[BEGIN]
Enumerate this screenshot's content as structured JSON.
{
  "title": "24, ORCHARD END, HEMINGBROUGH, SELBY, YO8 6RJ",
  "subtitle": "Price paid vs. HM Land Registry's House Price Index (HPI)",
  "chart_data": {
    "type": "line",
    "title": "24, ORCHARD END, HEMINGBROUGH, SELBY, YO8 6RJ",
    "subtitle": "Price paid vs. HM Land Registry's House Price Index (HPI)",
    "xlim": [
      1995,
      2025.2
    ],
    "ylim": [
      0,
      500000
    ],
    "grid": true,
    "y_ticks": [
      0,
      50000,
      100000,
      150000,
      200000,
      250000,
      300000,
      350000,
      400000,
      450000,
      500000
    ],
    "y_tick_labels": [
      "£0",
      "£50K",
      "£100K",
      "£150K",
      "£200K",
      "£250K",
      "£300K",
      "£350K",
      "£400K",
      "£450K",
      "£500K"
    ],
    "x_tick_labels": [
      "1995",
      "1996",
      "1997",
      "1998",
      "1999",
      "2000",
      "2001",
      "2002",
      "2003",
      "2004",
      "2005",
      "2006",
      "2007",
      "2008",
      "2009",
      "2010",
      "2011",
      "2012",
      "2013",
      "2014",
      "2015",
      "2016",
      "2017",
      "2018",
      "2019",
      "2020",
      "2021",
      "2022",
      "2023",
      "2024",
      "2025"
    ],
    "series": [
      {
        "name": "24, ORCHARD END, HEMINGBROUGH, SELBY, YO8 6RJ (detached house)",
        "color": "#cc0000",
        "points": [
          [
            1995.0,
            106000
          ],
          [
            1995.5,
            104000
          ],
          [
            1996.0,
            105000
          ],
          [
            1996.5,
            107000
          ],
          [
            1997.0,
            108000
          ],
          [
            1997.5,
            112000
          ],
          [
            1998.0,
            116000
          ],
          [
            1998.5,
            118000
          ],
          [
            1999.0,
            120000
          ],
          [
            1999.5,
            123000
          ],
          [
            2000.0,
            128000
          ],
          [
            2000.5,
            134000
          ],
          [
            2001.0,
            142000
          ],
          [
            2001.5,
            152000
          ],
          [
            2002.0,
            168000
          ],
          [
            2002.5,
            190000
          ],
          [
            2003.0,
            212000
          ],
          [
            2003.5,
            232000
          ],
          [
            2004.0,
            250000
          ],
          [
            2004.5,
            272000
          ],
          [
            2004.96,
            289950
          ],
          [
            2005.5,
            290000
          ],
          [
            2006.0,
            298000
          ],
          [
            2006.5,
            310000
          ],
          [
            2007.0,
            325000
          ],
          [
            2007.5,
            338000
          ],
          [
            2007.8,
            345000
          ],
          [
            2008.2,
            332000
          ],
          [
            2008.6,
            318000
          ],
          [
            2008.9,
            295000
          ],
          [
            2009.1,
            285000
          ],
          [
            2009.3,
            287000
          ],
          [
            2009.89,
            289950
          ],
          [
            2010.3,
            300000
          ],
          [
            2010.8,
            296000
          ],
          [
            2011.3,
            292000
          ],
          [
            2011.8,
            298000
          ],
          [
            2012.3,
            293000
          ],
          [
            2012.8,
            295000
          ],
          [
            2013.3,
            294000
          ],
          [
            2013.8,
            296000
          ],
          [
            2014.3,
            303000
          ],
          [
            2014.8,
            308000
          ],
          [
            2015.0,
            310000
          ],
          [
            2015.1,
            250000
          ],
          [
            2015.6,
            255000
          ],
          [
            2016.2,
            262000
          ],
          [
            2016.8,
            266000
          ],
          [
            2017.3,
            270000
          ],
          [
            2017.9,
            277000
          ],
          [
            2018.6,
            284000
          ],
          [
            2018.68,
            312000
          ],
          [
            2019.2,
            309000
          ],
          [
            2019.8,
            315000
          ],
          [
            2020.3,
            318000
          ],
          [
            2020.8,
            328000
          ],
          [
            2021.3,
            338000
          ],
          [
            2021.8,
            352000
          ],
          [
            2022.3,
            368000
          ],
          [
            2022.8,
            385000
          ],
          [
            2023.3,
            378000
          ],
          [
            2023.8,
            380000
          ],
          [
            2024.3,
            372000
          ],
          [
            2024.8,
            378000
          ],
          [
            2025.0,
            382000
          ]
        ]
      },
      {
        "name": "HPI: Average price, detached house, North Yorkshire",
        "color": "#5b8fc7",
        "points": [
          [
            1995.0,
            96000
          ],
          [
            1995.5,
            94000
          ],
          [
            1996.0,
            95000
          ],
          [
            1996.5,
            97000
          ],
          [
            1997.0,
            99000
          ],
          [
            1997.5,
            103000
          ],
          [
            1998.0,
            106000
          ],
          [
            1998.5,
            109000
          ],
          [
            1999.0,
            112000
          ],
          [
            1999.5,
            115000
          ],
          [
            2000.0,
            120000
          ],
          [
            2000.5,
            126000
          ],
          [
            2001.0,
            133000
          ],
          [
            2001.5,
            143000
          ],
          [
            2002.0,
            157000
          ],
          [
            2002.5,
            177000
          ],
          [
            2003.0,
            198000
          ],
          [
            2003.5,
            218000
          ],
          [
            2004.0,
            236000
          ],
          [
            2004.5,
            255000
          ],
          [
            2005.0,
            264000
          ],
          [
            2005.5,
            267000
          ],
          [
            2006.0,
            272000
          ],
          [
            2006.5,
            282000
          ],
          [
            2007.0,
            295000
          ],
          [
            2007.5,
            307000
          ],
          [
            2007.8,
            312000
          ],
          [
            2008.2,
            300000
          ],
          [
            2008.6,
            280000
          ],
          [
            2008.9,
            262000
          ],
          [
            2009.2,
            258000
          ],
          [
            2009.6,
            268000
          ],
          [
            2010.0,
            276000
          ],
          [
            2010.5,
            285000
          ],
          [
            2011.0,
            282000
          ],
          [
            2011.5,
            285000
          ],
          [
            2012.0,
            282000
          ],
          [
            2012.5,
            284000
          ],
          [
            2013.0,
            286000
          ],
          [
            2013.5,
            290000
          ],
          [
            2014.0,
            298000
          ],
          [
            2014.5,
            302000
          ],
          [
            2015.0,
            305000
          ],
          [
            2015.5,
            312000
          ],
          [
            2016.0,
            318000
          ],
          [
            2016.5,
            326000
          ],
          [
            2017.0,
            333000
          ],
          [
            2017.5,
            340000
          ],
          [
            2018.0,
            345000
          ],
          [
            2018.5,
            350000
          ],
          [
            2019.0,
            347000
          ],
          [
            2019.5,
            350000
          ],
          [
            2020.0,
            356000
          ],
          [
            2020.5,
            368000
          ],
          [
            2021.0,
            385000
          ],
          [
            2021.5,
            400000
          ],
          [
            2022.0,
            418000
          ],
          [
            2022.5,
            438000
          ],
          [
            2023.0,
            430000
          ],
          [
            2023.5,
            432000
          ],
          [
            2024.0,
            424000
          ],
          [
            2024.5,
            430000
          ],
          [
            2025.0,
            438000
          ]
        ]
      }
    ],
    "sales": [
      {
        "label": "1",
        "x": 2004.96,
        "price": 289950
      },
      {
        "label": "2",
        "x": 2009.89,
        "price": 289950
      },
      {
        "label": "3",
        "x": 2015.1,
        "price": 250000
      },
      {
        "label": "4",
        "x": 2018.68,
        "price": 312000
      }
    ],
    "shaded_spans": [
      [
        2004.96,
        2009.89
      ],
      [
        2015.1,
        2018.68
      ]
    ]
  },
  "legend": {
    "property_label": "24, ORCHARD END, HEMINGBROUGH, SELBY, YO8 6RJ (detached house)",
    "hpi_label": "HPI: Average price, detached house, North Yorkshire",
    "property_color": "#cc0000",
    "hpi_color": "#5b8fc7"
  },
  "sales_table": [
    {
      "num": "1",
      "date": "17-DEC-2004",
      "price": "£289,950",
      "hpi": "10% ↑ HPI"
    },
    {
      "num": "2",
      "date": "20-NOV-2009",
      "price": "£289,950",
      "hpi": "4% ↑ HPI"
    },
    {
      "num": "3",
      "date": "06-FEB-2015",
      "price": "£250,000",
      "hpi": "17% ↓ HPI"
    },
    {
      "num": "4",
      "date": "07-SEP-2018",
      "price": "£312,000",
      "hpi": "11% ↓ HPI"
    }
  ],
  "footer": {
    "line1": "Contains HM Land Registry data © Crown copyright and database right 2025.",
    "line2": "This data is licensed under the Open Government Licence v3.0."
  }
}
[END]
- [Exercise task]
Copy every line above in which the string "ORCHARD" shows up.

- [Full output]
  "title": "24, ORCHARD END, HEMINGBROUGH, SELBY, YO8 6RJ",
    "title": "24, ORCHARD END, HEMINGBROUGH, SELBY, YO8 6RJ",
        "name": "24, ORCHARD END, HEMINGBROUGH, SELBY, YO8 6RJ (detached house)",
    "property_label": "24, ORCHARD END, HEMINGBROUGH, SELBY, YO8 6RJ (detached house)",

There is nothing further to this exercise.